● **Job**: Retype each line of the material exactly, please, skipping any picture in it.

● **Records for this exercise**:
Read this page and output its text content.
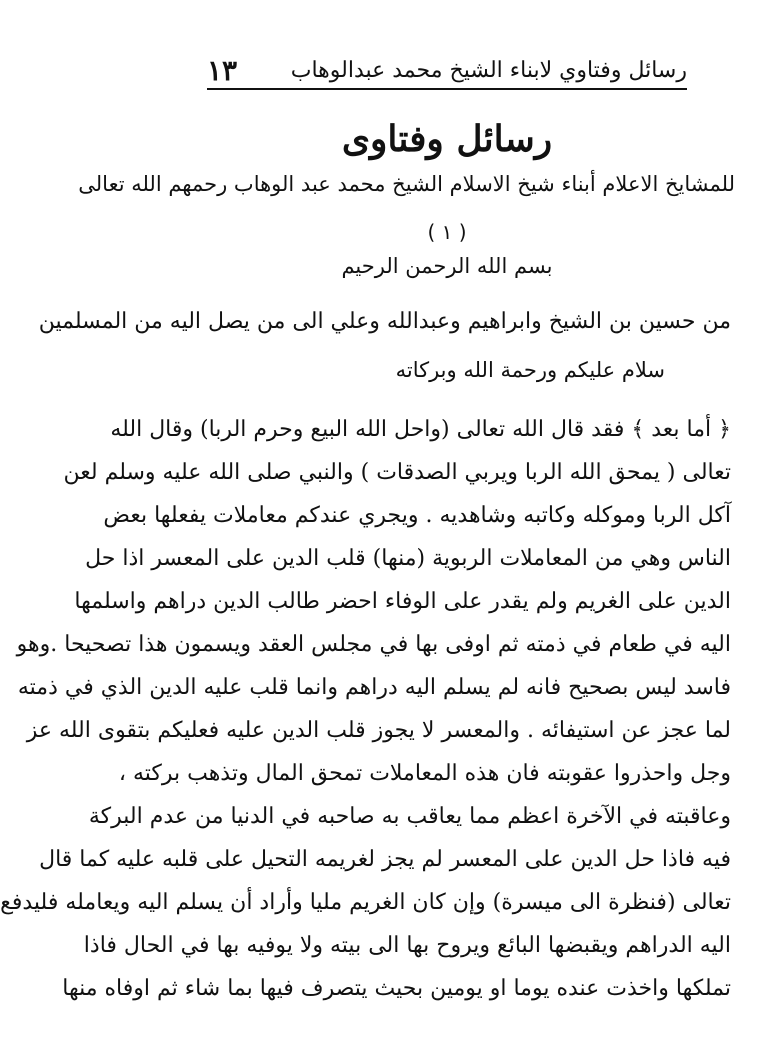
رسائل وفتاوي لابناء الشيخ محمد عبدالوهاب
١٣
رسائل وفتاوى
للمشايخ الاعلام أبناء شيخ الاسلام الشيخ محمد عبد الوهاب رحمهم الله تعالى
( ١ )
بسم الله الرحمن الرحيم
من حسين بن الشيخ وابراهيم وعبدالله وعلي الى من يصل اليه من المسلمين
سلام عليكم ورحمة الله وبركاته
﴿ أما بعد ﴾ فقد قال الله تعالى (واحل الله البيع وحرم الربا) وقال الله
تعالى ( يمحق الله الربا ويربي الصدقات ) والنبي صلى الله عليه وسلم لعن
آكل الربا وموكله وكاتبه وشاهديه . ويجري عندكم معاملات يفعلها بعض
الناس وهي من المعاملات الربوية (منها) قلب الدين على المعسر اذا حل
الدين على الغريم ولم يقدر على الوفاء احضر طالب الدين دراهم واسلمها
اليه في طعام في ذمته ثم اوفى بها في مجلس العقد ويسمون هذا تصحيحا .وهو
فاسد ليس بصحيح فانه لم يسلم اليه دراهم وانما قلب عليه الدين الذي في ذمته
لما عجز عن استيفائه . والمعسر لا يجوز قلب الدين عليه فعليكم بتقوى الله عز
وجل واحذروا عقوبته فان هذه المعاملات تمحق المال وتذهب بركته ،
وعاقبته في الآخرة اعظم مما يعاقب به صاحبه في الدنيا من عدم البركة
فيه فاذا حل الدين على المعسر لم يجز لغريمه التحيل على قلبه عليه كما قال
تعالى (فنظرة الى ميسرة) وإن كان الغريم مليا وأراد أن يسلم اليه ويعامله فليدفع
اليه الدراهم ويقبضها البائع ويروح بها الى بيته ولا يوفيه بها في الحال فاذا
تملكها واخذت عنده يوما او يومين بحيث يتصرف فيها بما شاء ثم اوفاه منها
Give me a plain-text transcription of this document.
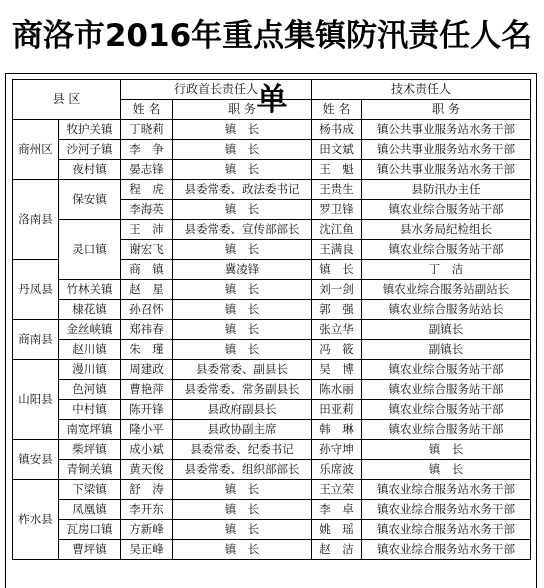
商洛市2016年重点集镇防汛责任人名单
县 区		行政首长责任人		技术责任人		
		姓 名	职 务	姓 名	职 务	
商州区	牧护关镇	丁晓莉	镇　长	杨书成	镇公共事业服务站水务干部	
	沙河子镇	李　争	镇　长	田文斌	镇公共事业服务站水务干部	
	夜村镇	晏志锋	镇　长	王　魁	镇公共事业服务站水务干部	
洛南县	保安镇	程　虎	县委常委、政法委书记	王贵生	县防汛办主任	
		李海英	镇　长	罗卫锋	镇农业综合服务站干部	
	灵口镇	王　沛	县委常委、宣传部部长	沈江鱼	县水务局纪检组长	
		谢宏飞	镇　长	王满良	镇农业综合服务站干部	
丹凤县		商　镇	冀凌锋	镇　长	丁　洁	
	竹林关镇	赵　星	镇　长	刘一剑	镇农业综合服务站副站长	
	棣花镇	孙召怀	镇　长	郭　强	镇农业综合服务站站长	
商南县	金丝峡镇	郑祎春	镇　长	张立华	副镇长	
	赵川镇	朱　瑾	镇　长	冯　筱	副镇长	
山阳县	漫川镇	周建政	县委常委、副县长	吴　博	镇农业综合服务站干部	
	色河镇	曹艳萍	县委常委、常务副县长	陈水丽	镇农业综合服务站干部	
	中村镇	陈开锋	县政府副县长	田亚莉	镇农业综合服务站干部	
	南宽坪镇	隆小平	县政协副主席	韩　琳	镇农业综合服务站干部	
镇安县	柴坪镇	成小斌	县委常委、纪委书记	孙守坤	镇　长	
	青铜关镇	黄天俊	县委常委、组织部部长	乐席波	镇　长	
柞水县	下梁镇	舒　涛	镇　长	王立荣	镇农业综合服务站水务干部	
	凤凰镇	李开东	镇　长	李　卓	镇农业综合服务站水务干部	
	瓦房口镇	方新峰	镇　长	姚　瑶	镇农业综合服务站水务干部	
	曹坪镇	吴正峰	镇　长	赵　洁	镇农业综合服务站水务干部	
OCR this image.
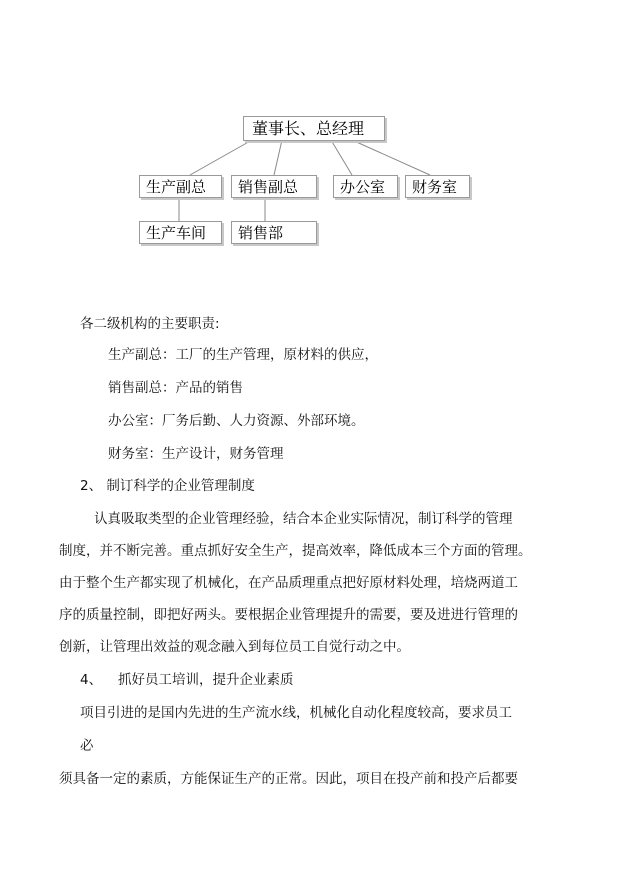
董事长、总经理
生产副总	销售副总	办公室	财务室
生产车间	销售部
各二级机构的主要职责:
生产副总：工厂的生产管理，原材料的供应，
销售副总：产品的销售
办公室：厂务后勤、人力资源、外部环境。
财务室：生产设计，财务管理
2、 制订科学的企业管理制度
认真吸取类型的企业管理经验，结合本企业实际情况，制订科学的管理
制度，并不断完善。重点抓好安全生产，提高效率，降低成本三个方面的管理。
由于整个生产都实现了机械化，在产品质理重点把好原材料处理，培烧两道工
序的质量控制，即把好两头。要根据企业管理提升的需要，要及进进行管理的
创新，让管理出效益的观念融入到每位员工自觉行动之中。
4、 抓好员工培训，提升企业素质
项目引进的是国内先进的生产流水线，机械化自动化程度较高，要求员工
必
须具备一定的素质，方能保证生产的正常。因此，项目在投产前和投产后都要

● **Complete output**:
Read this page and output its text content.
رسائل وفتاوي لابناء الشيخ محمد عبدالوهاب
١٣
رسائل وفتاوى
للمشايخ الاعلام أبناء شيخ الاسلام الشيخ محمد عبد الوهاب رحمهم الله تعالى
( ١ )
بسم الله الرحمن الرحيم
من حسين بن الشيخ وابراهيم وعبدالله وعلي الى من يصل اليه من المسلمين
سلام عليكم ورحمة الله وبركاته
﴿ أما بعد ﴾ فقد قال الله تعالى (واحل الله البيع وحرم الربا) وقال الله
تعالى ( يمحق الله الربا ويربي الصدقات ) والنبي صلى الله عليه وسلم لعن
آكل الربا وموكله وكاتبه وشاهديه . ويجري عندكم معاملات يفعلها بعض
الناس وهي من المعاملات الربوية (منها) قلب الدين على المعسر اذا حل
الدين على الغريم ولم يقدر على الوفاء احضر طالب الدين دراهم واسلمها
اليه في طعام في ذمته ثم اوفى بها في مجلس العقد ويسمون هذا تصحيحا .وهو
فاسد ليس بصحيح فانه لم يسلم اليه دراهم وانما قلب عليه الدين الذي في ذمته
لما عجز عن استيفائه . والمعسر لا يجوز قلب الدين عليه فعليكم بتقوى الله عز
وجل واحذروا عقوبته فان هذه المعاملات تمحق المال وتذهب بركته ،
وعاقبته في الآخرة اعظم مما يعاقب به صاحبه في الدنيا من عدم البركة
فيه فاذا حل الدين على المعسر لم يجز لغريمه التحيل على قلبه عليه كما قال
تعالى (فنظرة الى ميسرة) وإن كان الغريم مليا وأراد أن يسلم اليه ويعامله فليدفع
اليه الدراهم ويقبضها البائع ويروح بها الى بيته ولا يوفيه بها في الحال فاذا
تملكها واخذت عنده يوما او يومين بحيث يتصرف فيها بما شاء ثم اوفاه منها
Give me a plain-text transcription of this document.
商洛市2016年重点集镇防汛责任人名单
县 区		行政首长责任人		技术责任人		
		姓 名	职 务	姓 名	职 务	
商州区	牧护关镇	丁晓莉	镇　长	杨书成	镇公共事业服务站水务干部	
	沙河子镇	李　争	镇　长	田文斌	镇公共事业服务站水务干部	
	夜村镇	晏志锋	镇　长	王　魁	镇公共事业服务站水务干部	
洛南县	保安镇	程　虎	县委常委、政法委书记	王贵生	县防汛办主任	
		李海英	镇　长	罗卫锋	镇农业综合服务站干部	
	灵口镇	王　沛	县委常委、宣传部部长	沈江鱼	县水务局纪检组长	
		谢宏飞	镇　长	王满良	镇农业综合服务站干部	
丹凤县		商　镇	冀凌锋	镇　长	丁　洁	
	竹林关镇	赵　星	镇　长	刘一剑	镇农业综合服务站副站长	
	棣花镇	孙召怀	镇　长	郭　强	镇农业综合服务站站长	
商南县	金丝峡镇	郑祎春	镇　长	张立华	副镇长	
	赵川镇	朱　瑾	镇　长	冯　筱	副镇长	
山阳县	漫川镇	周建政	县委常委、副县长	吴　博	镇农业综合服务站干部	
	色河镇	曹艳萍	县委常委、常务副县长	陈水丽	镇农业综合服务站干部	
	中村镇	陈开锋	县政府副县长	田亚莉	镇农业综合服务站干部	
	南宽坪镇	隆小平	县政协副主席	韩　琳	镇农业综合服务站干部	
镇安县	柴坪镇	成小斌	县委常委、纪委书记	孙守坤	镇　长	
	青铜关镇	黄天俊	县委常委、组织部部长	乐席波	镇　长	
柞水县	下梁镇	舒　涛	镇　长	王立荣	镇农业综合服务站水务干部	
	凤凰镇	李开东	镇　长	李　卓	镇农业综合服务站水务干部	
	瓦房口镇	方新峰	镇　长	姚　瑶	镇农业综合服务站水务干部	
	曹坪镇	吴正峰	镇　长	赵　洁	镇农业综合服务站水务干部	
OCR this image.
董事长、总经理
生产副总	销售副总	办公室	财务室
生产车间	销售部
各二级机构的主要职责:
生产副总：工厂的生产管理，原材料的供应，
销售副总：产品的销售
办公室：厂务后勤、人力资源、外部环境。
财务室：生产设计，财务管理
2、 制订科学的企业管理制度
认真吸取类型的企业管理经验，结合本企业实际情况，制订科学的管理
制度，并不断完善。重点抓好安全生产，提高效率，降低成本三个方面的管理。
由于整个生产都实现了机械化，在产品质理重点把好原材料处理，培烧两道工
序的质量控制，即把好两头。要根据企业管理提升的需要，要及进进行管理的
创新，让管理出效益的观念融入到每位员工自觉行动之中。
4、 抓好员工培训，提升企业素质
项目引进的是国内先进的生产流水线，机械化自动化程度较高，要求员工
必
须具备一定的素质，方能保证生产的正常。因此，项目在投产前和投产后都要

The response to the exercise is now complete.